- _What is expected_
According to the page text, where did Fay Darmawi earn her master's degree in city planning?

- _Page text_
/---
Director | Dyan Ruiz is the Co-Founder of People Power Media based in San Francisco, which works for equity in land use through political education, policy development, and community organizing. A recent project is the award-winning animated short, Priced Out: Why You Can’t Afford to Live in San Francisco. Dyan was born in Quezon City, Philippines, and grew up in Toronto, Canada. She has reported for US independent media, Canadian mainstream and ethnic media, and the largest daily newspaper in the Philippines.
EP | Fay Darmawi is an impact producer and founder and ED of the SF Urban Film Fest, an 8-year-old storytelling organization with a focus on festival curation, film production, community engagement, and urban planning. Before she became an impact producer, Fay had 25 years in affordable housing finance and community development experience. She received a master’s degree in city planning from MIT. Fay was born in Jakarta, Indonesia, and lives in San Francisco, CA with her college-aged twin sons.
SOLICITING SAMARITANS
A group of Black Trans sex workers embarks on a journey to rid their profession of police exploitation and violence.
Director | Tavleen Tarrant is a writer based in Culver City who writes about gender, labor rights, politics, and everything in between. She holds a Bachelor of Arts and Social Sciences in International Relations with first-class honors from the University of New South Wales and a Bachelor of Arts in Psychology and International Relations from the University of Queensland. She has expertise in Southeast Asia, politics, migrant workers, human trafficking and forced labor, gender, and the global economy.
THE DAWN IS TOO FAR: STORIES OF IRANIAN-AMERICAN LIFE
"The Dawn Is Too Far: Stories of Iranian-American Life" is a poetic film that features a startling ensemble of community members of the diaspora whose narratives and accomplishments challenge the pervasive media headlines and stereotypes about their identity in this country.
\---
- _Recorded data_
/---
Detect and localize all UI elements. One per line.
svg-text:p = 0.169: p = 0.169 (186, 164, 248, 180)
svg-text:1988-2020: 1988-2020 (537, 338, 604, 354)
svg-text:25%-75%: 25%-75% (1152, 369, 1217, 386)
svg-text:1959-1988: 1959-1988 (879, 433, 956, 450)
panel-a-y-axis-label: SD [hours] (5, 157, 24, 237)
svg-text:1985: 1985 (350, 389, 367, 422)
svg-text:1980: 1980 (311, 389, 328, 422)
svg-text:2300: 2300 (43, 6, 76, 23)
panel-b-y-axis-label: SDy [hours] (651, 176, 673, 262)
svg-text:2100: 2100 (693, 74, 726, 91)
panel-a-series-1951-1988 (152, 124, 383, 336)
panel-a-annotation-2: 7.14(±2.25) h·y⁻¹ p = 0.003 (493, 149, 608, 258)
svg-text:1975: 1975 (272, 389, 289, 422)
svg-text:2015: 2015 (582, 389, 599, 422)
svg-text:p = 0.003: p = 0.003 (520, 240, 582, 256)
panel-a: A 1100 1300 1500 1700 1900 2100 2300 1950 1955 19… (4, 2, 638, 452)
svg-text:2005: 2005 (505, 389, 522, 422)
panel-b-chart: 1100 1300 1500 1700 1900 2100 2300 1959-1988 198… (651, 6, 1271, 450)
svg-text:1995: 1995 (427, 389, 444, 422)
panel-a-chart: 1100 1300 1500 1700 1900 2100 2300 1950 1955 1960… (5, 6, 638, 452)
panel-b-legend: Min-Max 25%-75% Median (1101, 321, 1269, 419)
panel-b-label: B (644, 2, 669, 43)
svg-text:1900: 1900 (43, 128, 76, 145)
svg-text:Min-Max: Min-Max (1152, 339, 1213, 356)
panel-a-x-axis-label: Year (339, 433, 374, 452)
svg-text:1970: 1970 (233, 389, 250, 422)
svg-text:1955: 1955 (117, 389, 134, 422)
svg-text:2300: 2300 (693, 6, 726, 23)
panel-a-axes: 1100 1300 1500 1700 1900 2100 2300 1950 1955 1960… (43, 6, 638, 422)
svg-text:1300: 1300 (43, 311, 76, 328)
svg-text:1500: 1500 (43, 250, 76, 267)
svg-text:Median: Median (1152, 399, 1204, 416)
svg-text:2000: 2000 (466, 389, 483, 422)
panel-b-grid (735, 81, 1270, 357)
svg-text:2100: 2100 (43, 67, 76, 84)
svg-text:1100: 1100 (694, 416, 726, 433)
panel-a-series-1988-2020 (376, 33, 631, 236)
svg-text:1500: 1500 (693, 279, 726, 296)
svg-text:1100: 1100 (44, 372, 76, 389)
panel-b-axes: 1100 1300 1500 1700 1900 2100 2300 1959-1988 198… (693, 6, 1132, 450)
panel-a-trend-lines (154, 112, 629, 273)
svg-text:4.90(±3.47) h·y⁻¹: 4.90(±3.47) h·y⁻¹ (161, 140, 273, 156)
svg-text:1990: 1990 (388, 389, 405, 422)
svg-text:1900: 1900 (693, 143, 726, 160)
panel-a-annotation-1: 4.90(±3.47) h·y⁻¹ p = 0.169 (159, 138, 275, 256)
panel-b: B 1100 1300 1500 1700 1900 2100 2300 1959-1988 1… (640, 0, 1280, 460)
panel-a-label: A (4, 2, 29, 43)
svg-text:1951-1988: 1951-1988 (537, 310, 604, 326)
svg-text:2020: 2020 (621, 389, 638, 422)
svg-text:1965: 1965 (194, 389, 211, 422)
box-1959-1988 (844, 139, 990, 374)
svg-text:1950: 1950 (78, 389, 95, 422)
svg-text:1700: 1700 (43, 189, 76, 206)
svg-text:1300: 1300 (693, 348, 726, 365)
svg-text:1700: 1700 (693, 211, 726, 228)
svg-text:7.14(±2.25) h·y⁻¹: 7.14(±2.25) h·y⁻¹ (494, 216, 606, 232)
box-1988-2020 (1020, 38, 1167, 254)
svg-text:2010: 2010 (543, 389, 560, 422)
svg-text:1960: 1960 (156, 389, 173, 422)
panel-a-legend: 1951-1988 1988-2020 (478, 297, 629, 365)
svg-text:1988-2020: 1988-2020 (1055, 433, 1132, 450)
\---
- _Solved exercise_
MIT